-- START OF Data excerpts --
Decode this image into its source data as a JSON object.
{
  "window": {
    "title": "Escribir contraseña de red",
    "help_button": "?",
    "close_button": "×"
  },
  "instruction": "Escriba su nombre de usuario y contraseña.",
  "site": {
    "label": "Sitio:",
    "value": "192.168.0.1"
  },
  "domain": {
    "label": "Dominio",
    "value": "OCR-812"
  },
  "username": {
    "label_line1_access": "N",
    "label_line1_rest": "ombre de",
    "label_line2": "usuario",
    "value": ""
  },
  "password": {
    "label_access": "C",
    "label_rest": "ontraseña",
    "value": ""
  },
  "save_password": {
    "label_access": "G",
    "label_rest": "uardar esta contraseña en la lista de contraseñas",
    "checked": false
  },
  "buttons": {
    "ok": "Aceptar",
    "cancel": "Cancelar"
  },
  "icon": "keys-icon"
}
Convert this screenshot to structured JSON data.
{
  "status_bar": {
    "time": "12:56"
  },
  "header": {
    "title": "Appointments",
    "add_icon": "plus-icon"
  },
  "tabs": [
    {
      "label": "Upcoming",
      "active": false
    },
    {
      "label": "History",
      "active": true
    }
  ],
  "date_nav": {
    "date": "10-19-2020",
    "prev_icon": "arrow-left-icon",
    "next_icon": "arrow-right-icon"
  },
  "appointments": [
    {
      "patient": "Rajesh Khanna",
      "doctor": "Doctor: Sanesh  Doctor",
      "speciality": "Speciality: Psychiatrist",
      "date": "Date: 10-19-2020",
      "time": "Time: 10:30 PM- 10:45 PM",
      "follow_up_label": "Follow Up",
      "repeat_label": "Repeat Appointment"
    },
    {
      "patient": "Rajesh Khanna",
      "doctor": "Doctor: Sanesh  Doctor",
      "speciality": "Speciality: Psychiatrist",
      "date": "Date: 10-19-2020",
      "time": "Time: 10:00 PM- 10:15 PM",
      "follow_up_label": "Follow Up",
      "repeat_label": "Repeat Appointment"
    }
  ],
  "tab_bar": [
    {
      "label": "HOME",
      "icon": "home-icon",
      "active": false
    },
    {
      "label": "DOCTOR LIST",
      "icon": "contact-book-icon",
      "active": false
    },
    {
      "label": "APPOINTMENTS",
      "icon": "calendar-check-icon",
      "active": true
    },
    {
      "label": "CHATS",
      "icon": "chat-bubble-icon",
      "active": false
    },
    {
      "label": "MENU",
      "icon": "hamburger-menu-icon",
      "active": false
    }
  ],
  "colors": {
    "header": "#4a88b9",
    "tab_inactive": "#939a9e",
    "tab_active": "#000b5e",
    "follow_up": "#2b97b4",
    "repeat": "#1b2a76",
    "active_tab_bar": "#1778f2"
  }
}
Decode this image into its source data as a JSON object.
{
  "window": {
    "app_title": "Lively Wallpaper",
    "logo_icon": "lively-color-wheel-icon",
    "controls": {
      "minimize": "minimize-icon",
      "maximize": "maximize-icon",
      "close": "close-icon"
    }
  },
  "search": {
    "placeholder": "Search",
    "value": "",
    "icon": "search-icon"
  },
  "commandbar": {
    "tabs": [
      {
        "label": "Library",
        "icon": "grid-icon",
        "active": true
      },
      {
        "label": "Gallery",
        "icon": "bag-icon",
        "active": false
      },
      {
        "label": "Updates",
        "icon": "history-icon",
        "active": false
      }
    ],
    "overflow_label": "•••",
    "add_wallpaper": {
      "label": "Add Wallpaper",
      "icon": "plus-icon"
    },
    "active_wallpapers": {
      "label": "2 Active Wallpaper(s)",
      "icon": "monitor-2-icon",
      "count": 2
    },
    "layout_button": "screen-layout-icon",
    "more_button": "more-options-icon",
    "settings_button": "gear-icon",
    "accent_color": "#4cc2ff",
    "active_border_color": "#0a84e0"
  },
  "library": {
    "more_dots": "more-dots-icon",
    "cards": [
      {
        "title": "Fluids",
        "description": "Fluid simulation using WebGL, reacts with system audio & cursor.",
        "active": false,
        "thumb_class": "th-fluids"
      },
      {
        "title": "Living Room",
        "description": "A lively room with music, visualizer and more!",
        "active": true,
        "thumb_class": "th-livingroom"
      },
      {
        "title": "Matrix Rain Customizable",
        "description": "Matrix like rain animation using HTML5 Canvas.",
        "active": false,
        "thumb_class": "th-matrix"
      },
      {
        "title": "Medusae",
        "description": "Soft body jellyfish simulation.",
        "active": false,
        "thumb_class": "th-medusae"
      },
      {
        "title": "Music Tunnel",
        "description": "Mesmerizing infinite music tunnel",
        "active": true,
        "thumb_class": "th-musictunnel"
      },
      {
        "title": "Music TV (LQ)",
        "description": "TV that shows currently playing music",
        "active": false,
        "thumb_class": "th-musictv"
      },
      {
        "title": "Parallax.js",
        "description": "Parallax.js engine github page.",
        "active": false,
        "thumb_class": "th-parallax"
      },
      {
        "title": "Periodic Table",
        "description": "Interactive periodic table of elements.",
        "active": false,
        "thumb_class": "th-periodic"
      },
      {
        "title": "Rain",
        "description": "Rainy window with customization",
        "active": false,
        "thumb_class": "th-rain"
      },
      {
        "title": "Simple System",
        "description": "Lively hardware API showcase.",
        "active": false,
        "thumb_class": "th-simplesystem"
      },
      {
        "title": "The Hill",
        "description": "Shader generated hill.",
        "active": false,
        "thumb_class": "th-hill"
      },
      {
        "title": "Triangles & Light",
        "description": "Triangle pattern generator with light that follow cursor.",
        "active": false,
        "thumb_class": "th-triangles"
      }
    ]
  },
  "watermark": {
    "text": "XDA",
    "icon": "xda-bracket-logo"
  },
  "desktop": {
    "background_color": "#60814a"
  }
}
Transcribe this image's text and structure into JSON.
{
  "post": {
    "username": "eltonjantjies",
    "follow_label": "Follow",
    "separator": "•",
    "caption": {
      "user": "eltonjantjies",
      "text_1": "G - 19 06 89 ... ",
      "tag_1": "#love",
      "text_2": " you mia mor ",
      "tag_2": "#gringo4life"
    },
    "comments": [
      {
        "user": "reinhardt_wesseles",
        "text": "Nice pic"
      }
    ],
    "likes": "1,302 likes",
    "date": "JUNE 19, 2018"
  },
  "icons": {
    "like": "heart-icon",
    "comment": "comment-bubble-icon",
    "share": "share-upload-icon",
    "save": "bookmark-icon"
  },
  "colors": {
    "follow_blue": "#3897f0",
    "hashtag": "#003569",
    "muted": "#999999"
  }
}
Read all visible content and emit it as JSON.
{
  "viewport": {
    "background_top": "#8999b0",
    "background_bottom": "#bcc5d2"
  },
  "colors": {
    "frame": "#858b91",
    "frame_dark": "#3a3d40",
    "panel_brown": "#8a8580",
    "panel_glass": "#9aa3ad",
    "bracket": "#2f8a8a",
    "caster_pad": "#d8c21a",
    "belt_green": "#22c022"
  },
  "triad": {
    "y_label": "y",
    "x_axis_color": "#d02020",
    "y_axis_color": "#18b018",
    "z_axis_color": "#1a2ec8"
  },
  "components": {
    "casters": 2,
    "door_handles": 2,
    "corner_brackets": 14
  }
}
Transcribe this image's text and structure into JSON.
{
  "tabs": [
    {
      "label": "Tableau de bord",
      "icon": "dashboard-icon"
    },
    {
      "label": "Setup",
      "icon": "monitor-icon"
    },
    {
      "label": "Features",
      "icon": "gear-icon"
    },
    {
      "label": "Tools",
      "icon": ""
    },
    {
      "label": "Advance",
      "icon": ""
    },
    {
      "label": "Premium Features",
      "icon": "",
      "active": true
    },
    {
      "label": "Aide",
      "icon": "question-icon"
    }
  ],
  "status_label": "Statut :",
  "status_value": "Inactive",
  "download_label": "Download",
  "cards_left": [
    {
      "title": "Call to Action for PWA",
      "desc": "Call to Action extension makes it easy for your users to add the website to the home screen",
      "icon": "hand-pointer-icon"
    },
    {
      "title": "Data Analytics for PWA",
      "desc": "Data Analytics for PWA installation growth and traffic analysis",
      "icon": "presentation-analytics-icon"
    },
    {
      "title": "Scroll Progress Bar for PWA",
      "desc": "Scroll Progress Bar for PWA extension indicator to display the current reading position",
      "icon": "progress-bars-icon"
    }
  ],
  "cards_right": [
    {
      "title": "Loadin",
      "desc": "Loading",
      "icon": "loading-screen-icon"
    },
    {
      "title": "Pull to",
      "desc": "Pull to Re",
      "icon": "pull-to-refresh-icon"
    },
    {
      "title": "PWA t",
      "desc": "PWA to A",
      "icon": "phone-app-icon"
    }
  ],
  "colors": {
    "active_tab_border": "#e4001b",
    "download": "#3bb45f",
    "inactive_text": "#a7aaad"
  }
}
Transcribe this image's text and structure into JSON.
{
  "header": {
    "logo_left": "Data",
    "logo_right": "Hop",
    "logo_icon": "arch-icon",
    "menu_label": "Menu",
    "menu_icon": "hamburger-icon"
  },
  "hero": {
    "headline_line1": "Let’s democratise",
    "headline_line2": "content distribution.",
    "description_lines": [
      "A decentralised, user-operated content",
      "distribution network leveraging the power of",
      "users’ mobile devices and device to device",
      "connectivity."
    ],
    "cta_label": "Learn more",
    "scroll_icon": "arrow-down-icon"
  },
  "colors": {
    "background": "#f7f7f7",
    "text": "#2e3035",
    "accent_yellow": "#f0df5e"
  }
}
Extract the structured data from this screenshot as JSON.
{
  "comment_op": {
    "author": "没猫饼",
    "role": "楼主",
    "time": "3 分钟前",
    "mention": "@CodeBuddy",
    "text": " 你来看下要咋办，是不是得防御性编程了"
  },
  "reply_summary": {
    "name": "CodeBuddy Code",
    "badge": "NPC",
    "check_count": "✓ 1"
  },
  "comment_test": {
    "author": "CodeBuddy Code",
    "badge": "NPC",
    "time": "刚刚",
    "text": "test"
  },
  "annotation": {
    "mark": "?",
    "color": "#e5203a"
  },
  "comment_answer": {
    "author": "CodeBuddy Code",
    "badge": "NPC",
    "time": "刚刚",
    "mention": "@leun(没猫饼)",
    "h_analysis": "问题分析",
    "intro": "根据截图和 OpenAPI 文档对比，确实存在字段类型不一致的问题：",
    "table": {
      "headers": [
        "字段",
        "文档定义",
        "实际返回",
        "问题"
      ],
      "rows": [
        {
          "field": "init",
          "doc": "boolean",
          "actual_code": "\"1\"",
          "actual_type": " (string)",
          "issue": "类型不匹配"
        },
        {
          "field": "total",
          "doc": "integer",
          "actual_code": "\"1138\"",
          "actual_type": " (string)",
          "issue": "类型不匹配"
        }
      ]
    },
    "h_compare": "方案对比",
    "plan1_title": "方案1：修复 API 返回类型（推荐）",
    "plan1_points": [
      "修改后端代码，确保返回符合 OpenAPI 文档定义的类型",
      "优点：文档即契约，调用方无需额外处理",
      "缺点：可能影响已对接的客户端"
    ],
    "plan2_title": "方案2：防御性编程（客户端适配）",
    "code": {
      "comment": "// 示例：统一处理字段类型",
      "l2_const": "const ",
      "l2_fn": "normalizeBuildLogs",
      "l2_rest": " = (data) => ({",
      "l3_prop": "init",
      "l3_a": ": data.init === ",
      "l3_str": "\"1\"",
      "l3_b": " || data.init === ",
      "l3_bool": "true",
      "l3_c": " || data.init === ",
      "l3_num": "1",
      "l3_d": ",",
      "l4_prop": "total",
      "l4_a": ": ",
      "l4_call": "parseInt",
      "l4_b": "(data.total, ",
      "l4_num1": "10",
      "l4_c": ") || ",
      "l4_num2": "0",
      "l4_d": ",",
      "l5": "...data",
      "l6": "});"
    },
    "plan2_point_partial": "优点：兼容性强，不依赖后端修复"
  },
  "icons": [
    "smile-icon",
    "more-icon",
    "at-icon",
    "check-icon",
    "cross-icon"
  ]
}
-- END OF Data excerpts --
◆ **Goal of the exercise**:
Pick out every line above that holds the word "users" and copy it.

◆ **Answer below**:
      "desc": "Call to Action extension makes it easy for your users to add the website to the home screen",
      "users’ mobile devices and device to device",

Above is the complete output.